# Description of the task
List all the lines in these records that hold "this".

Part of a data file
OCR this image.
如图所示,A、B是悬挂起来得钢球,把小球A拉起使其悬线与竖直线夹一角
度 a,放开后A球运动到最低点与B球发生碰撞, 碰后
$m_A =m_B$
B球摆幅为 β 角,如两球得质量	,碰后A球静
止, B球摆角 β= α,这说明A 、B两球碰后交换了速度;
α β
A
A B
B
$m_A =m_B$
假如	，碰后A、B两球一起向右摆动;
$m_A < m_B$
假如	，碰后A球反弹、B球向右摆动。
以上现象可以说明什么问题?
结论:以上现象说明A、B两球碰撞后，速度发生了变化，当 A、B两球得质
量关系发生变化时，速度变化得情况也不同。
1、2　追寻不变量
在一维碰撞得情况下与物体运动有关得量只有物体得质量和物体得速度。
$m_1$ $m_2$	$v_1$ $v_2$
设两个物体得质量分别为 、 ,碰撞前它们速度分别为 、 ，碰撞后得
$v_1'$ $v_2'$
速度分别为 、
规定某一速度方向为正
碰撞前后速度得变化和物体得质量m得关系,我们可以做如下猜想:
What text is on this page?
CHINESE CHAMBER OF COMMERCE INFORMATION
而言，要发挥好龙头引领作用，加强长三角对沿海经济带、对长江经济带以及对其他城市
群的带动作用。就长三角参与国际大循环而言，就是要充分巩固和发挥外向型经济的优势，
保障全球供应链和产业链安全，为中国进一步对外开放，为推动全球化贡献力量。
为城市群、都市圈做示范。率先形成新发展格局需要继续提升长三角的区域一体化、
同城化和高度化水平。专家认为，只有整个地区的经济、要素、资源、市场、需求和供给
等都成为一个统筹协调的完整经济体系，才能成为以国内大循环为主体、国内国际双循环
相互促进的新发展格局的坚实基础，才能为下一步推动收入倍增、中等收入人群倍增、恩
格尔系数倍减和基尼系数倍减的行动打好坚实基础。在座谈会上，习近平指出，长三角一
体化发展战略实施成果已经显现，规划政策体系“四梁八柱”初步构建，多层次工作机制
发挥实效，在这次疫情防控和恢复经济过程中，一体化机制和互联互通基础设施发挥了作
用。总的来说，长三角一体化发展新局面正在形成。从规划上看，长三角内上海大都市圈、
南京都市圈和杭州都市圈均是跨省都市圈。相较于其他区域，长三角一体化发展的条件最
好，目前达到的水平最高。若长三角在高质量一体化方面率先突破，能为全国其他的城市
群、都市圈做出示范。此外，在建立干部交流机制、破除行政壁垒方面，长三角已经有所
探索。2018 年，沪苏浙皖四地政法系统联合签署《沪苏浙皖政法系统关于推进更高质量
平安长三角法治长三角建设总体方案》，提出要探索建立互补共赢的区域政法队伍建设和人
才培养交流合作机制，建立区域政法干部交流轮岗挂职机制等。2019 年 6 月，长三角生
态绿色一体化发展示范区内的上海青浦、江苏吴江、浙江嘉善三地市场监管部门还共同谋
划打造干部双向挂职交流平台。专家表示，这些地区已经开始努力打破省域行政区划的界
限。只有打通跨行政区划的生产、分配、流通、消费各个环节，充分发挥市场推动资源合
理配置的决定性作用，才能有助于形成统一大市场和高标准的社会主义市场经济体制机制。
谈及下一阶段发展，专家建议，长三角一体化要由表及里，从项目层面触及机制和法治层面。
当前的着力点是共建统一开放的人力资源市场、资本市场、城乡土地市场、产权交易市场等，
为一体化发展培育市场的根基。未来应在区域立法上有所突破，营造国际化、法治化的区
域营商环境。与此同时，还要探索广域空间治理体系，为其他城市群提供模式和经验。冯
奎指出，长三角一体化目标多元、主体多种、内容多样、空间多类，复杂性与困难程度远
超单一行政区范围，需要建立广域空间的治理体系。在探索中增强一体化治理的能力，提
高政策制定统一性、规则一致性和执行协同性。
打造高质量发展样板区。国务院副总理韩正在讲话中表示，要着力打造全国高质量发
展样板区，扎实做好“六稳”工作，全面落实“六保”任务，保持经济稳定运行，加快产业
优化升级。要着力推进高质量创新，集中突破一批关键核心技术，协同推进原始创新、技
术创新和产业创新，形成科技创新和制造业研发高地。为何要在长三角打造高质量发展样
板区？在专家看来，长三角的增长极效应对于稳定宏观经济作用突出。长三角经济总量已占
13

# Right answer
OCR this image.
What text is on this page?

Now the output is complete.